Repeat the data below exactly, dropping any pictures it holds.

[Dataset entries on figures]

= = = = =

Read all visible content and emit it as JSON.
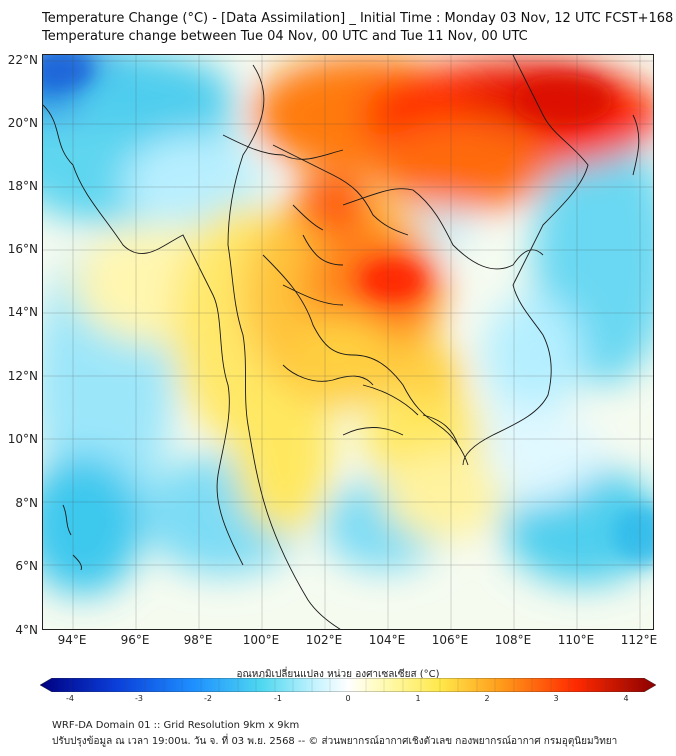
{
  "title": {
    "line1": "Temperature Change (°C) - [Data Assimilation] _ Initial Time : Monday 03 Nov, 12 UTC FCST+168",
    "line2": "Temperature change between Tue 04 Nov, 00 UTC and Tue 11 Nov, 00 UTC"
  },
  "map": {
    "lon_ticks": [
      "94°E",
      "96°E",
      "98°E",
      "100°E",
      "102°E",
      "104°E",
      "106°E",
      "108°E",
      "110°E",
      "112°E"
    ],
    "lat_ticks": [
      "22°N",
      "20°N",
      "18°N",
      "16°N",
      "14°N",
      "12°N",
      "10°N",
      "8°N",
      "6°N",
      "4°N"
    ],
    "lon_range": [
      93,
      112.5
    ],
    "lat_range": [
      4,
      22.2
    ]
  },
  "colorbar": {
    "title": "อุณหภูมิเปลี่ยนแปลง หน่วย องศาเซลเซียส (°C)",
    "labels": [
      "-4",
      "-3",
      "-2",
      "-1",
      "0",
      "1",
      "2",
      "3",
      "4"
    ],
    "range": [
      -4,
      4
    ],
    "colors": {
      "min": "#000080",
      "cool": "#1e90ff",
      "cyan": "#4fd8f0",
      "light": "#c8f4ff",
      "neutral": "#ffffff",
      "pale_yellow": "#fffab0",
      "yellow": "#ffe84a",
      "orange": "#ff9a1a",
      "red": "#ff2a00",
      "max": "#8b0000"
    }
  },
  "footer": {
    "line1": "WRF-DA Domain 01 :: Grid Resolution 9km x 9km",
    "line2": "ปรับปรุงข้อมูล ณ เวลา 19:00น. วัน จ. ที่ 03 พ.ย. 2568 -- © ส่วนพยากรณ์อากาศเชิงตัวเลข กองพยากรณ์อากาศ กรมอุตุนิยมวิทยา"
  }
}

= = = = =

Complete response
Read all visible content and emit it as JSON.
{
  "title": {
    "line1": "Temperature Change (°C) - [Data Assimilation] _ Initial Time : Monday 03 Nov, 12 UTC FCST+168",
    "line2": "Temperature change between Tue 04 Nov, 00 UTC and Tue 11 Nov, 00 UTC"
  },
  "map": {
    "lon_ticks": [
      "94°E",
      "96°E",
      "98°E",
      "100°E",
      "102°E",
      "104°E",
      "106°E",
      "108°E",
      "110°E",
      "112°E"
    ],
    "lat_ticks": [
      "22°N",
      "20°N",
      "18°N",
      "16°N",
      "14°N",
      "12°N",
      "10°N",
      "8°N",
      "6°N",
      "4°N"
    ],
    "lon_range": [
      93,
      112.5
    ],
    "lat_range": [
      4,
      22.2
    ]
  },
  "colorbar": {
    "title": "อุณหภูมิเปลี่ยนแปลง หน่วย องศาเซลเซียส (°C)",
    "labels": [
      "-4",
      "-3",
      "-2",
      "-1",
      "0",
      "1",
      "2",
      "3",
      "4"
    ],
    "range": [
      -4,
      4
    ],
    "colors": {
      "min": "#000080",
      "cool": "#1e90ff",
      "cyan": "#4fd8f0",
      "light": "#c8f4ff",
      "neutral": "#ffffff",
      "pale_yellow": "#fffab0",
      "yellow": "#ffe84a",
      "orange": "#ff9a1a",
      "red": "#ff2a00",
      "max": "#8b0000"
    }
  },
  "footer": {
    "line1": "WRF-DA Domain 01 :: Grid Resolution 9km x 9km",
    "line2": "ปรับปรุงข้อมูล ณ เวลา 19:00น. วัน จ. ที่ 03 พ.ย. 2568 -- © ส่วนพยากรณ์อากาศเชิงตัวเลข กองพยากรณ์อากาศ กรมอุตุนิยมวิทยา"
  }
}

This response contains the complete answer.